§ TASK INPUT:
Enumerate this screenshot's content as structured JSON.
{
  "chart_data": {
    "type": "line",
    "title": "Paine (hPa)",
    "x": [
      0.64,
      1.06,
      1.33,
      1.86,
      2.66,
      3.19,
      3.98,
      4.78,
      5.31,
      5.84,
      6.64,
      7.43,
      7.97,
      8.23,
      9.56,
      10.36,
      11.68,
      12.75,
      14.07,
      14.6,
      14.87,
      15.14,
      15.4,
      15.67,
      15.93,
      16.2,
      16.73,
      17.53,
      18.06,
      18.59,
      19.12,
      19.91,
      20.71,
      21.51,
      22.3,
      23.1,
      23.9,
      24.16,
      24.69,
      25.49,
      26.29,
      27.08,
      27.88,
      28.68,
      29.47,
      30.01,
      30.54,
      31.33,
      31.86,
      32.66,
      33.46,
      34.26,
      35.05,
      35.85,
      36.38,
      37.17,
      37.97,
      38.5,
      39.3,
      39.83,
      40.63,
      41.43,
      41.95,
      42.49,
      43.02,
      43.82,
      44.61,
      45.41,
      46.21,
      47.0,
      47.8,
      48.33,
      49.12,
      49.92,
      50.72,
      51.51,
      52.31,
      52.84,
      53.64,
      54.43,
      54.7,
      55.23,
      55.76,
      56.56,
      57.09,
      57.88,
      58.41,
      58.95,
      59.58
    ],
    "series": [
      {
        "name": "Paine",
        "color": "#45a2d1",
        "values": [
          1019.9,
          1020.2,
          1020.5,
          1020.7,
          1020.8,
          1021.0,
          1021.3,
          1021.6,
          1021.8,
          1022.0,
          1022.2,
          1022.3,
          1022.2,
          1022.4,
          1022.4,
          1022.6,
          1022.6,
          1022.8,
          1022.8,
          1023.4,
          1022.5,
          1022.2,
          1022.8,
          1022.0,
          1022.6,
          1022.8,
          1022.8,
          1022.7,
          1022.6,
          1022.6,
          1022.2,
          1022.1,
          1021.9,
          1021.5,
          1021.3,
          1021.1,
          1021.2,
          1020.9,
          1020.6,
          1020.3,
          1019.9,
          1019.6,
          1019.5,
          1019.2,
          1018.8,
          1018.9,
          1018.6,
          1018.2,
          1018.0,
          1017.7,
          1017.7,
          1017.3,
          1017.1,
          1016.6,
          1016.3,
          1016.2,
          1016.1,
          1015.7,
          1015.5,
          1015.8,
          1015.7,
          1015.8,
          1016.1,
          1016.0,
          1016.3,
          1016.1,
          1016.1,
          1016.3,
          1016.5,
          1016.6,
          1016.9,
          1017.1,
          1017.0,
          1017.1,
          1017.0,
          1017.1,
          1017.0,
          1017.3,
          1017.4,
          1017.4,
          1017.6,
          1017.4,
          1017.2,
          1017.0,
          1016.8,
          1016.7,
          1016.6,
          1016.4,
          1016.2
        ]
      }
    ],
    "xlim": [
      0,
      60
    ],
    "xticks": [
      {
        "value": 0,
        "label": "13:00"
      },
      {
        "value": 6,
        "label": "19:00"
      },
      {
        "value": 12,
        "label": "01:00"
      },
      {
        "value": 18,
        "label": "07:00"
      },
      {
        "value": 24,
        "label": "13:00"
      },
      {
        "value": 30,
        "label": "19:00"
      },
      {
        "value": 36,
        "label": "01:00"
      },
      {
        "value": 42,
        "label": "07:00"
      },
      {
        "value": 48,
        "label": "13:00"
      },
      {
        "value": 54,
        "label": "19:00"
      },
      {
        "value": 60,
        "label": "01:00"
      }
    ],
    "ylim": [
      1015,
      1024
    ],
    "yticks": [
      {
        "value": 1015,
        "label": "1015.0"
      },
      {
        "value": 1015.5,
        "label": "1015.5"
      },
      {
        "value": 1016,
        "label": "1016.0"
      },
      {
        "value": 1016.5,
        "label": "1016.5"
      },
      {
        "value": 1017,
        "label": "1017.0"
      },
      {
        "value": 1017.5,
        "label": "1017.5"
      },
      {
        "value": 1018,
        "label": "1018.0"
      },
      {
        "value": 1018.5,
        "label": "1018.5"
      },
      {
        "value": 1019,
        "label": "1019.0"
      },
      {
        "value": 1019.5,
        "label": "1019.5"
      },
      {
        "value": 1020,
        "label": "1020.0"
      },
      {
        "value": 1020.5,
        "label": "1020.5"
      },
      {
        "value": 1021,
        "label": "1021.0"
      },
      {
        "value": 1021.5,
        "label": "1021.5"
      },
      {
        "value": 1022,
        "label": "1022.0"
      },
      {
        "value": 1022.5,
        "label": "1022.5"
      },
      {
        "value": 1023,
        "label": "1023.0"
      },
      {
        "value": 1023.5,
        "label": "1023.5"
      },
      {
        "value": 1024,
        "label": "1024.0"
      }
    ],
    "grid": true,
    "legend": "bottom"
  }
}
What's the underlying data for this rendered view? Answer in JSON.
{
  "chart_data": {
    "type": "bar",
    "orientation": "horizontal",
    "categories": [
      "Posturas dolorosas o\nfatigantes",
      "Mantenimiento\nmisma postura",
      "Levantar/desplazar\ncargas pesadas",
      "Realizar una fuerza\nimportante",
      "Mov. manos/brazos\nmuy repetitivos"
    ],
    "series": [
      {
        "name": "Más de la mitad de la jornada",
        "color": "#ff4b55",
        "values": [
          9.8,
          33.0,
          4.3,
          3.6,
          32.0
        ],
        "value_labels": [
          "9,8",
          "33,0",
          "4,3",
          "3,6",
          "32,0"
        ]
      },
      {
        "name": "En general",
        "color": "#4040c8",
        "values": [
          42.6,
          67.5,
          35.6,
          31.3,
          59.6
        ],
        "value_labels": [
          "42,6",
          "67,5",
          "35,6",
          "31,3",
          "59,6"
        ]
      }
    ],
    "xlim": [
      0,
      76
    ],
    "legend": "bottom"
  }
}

§ INSTRUCTIONS FOR THE TASK: Give back, exactly as written, the lines from the one with "What's the underlying" to the last line.

§ THE COMPLETED TASK:
What's the underlying data for this rendered view? Answer in JSON.
{
  "chart_data": {
    "type": "bar",
    "orientation": "horizontal",
    "categories": [
      "Posturas dolorosas o\nfatigantes",
      "Mantenimiento\nmisma postura",
      "Levantar/desplazar\ncargas pesadas",
      "Realizar una fuerza\nimportante",
      "Mov. manos/brazos\nmuy repetitivos"
    ],
    "series": [
      {
        "name": "Más de la mitad de la jornada",
        "color": "#ff4b55",
        "values": [
          9.8,
          33.0,
          4.3,
          3.6,
          32.0
        ],
        "value_labels": [
          "9,8",
          "33,0",
          "4,3",
          "3,6",
          "32,0"
        ]
      },
      {
        "name": "En general",
        "color": "#4040c8",
        "values": [
          42.6,
          67.5,
          35.6,
          31.3,
          59.6
        ],
        "value_labels": [
          "42,6",
          "67,5",
          "35,6",
          "31,3",
          "59,6"
        ]
      }
    ],
    "xlim": [
      0,
      76
    ],
    "legend": "bottom"
  }
}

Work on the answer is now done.